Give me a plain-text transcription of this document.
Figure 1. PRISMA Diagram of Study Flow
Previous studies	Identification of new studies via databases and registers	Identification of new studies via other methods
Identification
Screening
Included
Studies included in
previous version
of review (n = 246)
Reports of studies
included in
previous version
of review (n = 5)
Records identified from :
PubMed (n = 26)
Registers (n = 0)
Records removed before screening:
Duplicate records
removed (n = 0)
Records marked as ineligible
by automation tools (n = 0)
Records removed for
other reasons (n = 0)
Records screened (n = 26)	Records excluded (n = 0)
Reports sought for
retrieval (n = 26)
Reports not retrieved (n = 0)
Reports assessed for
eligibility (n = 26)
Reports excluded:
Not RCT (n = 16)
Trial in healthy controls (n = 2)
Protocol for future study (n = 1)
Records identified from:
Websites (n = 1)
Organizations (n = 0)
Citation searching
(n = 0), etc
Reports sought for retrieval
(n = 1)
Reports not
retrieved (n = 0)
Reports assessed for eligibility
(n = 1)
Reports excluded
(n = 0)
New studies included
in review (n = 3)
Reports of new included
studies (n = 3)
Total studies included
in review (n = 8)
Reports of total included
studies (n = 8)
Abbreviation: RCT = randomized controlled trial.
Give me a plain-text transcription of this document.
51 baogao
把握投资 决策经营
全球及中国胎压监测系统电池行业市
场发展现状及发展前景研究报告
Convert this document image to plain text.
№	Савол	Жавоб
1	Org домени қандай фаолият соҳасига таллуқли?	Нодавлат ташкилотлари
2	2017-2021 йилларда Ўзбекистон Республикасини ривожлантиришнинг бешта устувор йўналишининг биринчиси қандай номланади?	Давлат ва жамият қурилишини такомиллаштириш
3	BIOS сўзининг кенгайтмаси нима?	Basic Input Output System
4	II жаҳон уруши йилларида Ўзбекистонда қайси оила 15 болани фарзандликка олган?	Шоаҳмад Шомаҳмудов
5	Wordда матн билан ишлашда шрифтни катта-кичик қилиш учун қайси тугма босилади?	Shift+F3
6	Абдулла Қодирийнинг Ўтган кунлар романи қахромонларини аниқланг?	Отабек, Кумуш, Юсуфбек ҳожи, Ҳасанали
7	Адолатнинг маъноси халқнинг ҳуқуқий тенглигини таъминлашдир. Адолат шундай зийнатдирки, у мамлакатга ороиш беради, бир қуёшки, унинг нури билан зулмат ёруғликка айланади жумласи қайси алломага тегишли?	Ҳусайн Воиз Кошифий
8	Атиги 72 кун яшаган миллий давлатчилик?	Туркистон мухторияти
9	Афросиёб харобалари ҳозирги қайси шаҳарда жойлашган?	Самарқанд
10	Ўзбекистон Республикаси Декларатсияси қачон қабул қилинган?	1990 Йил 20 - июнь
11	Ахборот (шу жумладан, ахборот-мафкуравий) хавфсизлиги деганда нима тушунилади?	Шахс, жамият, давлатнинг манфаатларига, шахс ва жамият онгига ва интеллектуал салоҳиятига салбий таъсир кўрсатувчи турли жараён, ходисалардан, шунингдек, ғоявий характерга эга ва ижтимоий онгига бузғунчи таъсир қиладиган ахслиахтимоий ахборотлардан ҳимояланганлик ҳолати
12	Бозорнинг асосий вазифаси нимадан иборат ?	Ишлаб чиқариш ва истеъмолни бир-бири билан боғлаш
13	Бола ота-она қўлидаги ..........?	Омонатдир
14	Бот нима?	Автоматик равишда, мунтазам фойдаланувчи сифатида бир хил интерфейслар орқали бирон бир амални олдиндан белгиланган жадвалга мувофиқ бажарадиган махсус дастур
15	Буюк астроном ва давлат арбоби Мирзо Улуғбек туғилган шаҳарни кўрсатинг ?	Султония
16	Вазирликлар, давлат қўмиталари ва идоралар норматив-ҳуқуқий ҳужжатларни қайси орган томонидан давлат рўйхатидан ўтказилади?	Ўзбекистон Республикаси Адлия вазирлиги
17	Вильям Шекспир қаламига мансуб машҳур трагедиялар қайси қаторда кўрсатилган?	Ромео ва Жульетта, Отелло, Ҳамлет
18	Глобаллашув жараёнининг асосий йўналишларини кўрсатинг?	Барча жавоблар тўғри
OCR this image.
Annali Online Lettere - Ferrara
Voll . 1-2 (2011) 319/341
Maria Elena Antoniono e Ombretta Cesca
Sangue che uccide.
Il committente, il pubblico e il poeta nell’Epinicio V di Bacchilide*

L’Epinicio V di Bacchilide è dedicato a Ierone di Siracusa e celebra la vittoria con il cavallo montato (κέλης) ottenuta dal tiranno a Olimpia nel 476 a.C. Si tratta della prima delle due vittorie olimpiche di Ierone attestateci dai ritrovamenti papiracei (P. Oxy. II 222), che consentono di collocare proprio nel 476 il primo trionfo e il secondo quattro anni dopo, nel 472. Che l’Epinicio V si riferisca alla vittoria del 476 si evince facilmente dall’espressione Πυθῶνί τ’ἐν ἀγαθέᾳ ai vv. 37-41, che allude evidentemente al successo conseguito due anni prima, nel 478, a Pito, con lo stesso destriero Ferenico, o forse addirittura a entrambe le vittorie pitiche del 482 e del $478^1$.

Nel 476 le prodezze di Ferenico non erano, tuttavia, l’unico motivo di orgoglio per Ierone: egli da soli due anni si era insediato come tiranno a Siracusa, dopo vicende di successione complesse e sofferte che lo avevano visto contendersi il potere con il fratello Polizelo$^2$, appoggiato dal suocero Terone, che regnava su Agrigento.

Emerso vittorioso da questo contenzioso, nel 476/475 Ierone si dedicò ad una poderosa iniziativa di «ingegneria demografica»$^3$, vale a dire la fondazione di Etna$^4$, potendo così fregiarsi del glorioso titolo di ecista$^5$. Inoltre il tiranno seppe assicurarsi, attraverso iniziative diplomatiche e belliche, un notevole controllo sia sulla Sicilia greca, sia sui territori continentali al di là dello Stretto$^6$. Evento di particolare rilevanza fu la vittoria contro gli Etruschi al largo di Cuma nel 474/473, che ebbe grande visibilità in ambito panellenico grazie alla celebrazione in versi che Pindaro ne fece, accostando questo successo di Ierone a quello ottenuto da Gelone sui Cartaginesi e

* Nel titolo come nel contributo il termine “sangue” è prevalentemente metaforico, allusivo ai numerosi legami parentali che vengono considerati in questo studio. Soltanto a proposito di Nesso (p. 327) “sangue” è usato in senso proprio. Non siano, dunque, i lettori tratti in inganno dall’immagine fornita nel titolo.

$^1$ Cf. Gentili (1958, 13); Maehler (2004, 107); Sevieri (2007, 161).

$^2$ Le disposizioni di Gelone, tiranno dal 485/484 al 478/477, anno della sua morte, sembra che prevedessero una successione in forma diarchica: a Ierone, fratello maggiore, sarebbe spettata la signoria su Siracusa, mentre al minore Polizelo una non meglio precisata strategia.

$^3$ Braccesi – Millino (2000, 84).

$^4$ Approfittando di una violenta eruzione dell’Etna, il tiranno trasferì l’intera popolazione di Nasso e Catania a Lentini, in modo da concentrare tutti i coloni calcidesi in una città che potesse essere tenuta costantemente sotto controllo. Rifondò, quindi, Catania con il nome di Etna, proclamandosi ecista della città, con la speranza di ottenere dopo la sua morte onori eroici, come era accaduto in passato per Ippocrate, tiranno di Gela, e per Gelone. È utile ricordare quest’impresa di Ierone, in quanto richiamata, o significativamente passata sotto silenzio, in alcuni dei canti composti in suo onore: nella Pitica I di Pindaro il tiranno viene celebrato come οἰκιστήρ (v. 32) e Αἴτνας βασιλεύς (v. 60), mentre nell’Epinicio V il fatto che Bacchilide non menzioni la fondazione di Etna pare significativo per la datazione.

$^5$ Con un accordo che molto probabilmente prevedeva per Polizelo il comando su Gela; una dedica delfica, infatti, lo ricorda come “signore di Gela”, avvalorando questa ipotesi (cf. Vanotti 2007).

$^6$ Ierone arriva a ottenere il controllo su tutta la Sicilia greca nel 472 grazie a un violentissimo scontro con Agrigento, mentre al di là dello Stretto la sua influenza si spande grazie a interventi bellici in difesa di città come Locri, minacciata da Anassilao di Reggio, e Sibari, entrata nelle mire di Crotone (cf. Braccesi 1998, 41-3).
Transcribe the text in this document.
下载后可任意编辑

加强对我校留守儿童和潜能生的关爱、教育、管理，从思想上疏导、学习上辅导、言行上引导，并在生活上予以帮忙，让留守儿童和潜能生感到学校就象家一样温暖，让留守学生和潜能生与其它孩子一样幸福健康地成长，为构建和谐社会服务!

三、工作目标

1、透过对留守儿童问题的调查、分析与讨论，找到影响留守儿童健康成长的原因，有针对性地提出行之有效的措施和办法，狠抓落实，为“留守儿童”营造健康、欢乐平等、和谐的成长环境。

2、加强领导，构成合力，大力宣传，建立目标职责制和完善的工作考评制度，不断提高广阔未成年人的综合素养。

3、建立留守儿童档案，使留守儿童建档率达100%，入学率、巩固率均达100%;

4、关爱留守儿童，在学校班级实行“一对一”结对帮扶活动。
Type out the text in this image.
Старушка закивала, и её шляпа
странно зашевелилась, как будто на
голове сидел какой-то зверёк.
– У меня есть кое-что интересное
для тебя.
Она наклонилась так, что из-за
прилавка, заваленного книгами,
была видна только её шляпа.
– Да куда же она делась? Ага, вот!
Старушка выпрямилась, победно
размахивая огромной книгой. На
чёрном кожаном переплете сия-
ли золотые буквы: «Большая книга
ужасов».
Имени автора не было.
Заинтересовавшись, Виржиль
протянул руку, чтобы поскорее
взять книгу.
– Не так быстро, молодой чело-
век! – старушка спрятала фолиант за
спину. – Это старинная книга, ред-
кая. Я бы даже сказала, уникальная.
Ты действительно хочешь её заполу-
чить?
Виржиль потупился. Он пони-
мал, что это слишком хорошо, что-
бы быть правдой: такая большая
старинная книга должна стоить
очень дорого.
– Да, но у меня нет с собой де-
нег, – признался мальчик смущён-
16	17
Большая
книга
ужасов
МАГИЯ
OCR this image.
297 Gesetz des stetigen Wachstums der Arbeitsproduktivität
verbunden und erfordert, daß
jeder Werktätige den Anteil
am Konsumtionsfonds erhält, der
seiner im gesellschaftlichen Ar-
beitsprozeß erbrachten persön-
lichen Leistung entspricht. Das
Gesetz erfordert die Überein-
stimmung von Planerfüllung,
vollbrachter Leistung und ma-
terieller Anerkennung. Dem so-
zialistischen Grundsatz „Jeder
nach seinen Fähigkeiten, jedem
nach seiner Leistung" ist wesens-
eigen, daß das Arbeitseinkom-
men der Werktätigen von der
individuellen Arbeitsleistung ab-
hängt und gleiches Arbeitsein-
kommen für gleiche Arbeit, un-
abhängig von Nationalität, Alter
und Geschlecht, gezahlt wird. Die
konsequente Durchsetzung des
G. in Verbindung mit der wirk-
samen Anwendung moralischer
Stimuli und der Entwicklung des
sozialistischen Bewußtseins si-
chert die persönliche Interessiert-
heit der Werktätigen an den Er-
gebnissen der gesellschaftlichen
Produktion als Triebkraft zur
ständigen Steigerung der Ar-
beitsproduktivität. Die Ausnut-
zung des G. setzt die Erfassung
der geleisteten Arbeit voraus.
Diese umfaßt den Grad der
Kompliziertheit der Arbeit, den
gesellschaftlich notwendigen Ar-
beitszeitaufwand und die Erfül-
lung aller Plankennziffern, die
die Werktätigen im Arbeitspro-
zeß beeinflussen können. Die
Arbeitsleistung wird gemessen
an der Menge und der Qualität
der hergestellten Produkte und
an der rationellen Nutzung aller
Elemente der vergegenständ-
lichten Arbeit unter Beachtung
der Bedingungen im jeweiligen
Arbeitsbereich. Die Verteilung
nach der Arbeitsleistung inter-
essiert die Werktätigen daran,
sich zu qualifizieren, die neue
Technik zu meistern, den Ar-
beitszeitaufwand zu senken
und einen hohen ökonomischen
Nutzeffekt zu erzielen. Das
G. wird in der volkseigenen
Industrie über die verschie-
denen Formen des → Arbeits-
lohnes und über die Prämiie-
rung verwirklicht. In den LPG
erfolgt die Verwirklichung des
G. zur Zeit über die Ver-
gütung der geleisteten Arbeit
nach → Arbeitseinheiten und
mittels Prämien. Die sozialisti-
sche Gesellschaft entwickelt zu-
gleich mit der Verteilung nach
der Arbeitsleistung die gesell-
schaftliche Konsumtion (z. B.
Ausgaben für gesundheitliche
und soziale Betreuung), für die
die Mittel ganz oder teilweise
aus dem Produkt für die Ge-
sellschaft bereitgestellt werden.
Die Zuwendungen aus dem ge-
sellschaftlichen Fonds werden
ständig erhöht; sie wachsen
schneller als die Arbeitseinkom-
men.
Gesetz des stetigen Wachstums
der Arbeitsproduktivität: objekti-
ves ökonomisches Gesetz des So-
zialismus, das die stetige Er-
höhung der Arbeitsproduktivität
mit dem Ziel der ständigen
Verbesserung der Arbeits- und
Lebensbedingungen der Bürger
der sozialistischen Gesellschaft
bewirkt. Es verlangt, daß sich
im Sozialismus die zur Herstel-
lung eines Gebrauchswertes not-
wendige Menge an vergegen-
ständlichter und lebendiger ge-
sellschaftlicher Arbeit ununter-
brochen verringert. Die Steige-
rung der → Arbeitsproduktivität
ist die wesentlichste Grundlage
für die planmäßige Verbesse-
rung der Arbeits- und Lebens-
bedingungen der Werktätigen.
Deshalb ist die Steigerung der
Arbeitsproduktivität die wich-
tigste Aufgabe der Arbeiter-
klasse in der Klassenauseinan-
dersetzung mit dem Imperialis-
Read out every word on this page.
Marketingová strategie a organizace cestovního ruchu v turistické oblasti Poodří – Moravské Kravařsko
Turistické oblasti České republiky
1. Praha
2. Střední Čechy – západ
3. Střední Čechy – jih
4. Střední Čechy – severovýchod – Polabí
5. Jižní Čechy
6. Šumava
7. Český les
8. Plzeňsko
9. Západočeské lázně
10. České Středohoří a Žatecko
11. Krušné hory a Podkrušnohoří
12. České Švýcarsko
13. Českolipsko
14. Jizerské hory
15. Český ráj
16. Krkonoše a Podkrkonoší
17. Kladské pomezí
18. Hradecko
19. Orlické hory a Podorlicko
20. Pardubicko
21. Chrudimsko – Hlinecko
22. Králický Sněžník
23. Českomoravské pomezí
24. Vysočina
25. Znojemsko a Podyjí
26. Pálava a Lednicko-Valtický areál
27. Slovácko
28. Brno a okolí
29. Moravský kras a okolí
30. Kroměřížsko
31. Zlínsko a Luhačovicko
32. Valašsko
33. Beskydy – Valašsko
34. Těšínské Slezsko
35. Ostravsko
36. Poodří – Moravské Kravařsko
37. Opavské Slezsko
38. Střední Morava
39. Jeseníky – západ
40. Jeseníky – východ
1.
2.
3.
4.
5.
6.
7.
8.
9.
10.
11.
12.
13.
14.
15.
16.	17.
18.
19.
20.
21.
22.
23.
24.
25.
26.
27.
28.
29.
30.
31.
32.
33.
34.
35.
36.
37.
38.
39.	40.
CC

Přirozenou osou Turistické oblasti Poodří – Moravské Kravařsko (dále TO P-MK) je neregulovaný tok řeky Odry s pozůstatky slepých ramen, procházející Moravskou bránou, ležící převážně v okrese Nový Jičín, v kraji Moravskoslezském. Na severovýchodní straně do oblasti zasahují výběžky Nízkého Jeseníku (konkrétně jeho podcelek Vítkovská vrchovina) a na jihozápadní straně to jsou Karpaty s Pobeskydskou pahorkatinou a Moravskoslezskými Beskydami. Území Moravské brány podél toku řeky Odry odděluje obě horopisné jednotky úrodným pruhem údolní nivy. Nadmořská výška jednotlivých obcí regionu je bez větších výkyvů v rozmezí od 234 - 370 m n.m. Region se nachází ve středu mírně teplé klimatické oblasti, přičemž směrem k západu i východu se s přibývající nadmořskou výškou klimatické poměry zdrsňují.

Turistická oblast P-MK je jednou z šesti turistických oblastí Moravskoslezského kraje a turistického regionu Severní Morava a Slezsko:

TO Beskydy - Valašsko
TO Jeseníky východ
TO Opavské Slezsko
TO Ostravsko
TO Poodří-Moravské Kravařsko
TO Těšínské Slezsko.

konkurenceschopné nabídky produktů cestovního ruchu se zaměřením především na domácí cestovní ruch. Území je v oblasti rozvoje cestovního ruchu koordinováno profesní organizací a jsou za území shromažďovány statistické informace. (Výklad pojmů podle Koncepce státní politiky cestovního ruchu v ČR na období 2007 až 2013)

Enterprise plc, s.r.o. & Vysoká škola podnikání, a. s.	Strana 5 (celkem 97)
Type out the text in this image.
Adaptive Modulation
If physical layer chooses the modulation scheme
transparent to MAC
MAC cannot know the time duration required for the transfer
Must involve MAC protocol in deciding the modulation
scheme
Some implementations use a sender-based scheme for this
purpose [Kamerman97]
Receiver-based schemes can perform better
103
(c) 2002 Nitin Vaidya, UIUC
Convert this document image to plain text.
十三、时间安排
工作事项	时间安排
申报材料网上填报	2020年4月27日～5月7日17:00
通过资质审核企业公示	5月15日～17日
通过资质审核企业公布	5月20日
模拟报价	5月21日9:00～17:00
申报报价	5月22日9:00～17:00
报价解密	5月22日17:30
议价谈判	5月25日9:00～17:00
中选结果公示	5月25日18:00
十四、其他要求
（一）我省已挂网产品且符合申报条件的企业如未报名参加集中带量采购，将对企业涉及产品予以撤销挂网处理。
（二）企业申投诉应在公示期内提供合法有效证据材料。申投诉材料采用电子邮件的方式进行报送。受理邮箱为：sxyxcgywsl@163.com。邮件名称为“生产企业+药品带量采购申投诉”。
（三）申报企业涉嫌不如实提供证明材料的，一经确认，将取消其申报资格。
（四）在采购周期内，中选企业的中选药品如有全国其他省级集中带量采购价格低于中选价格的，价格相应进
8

★ ★ ★ ★

Aim of the exercise:
Select every line in the records above that contains the word "қандай".

Solution to the exercise:
1	Org домени қандай фаолият соҳасига таллуқли?	Нодавлат ташкилотлари
2	2017-2021 йилларда Ўзбекистон Республикасини ривожлантиришнинг бешта устувор йўналишининг биринчиси қандай номланади?	Давлат ва жамият қурилишини такомиллаштириш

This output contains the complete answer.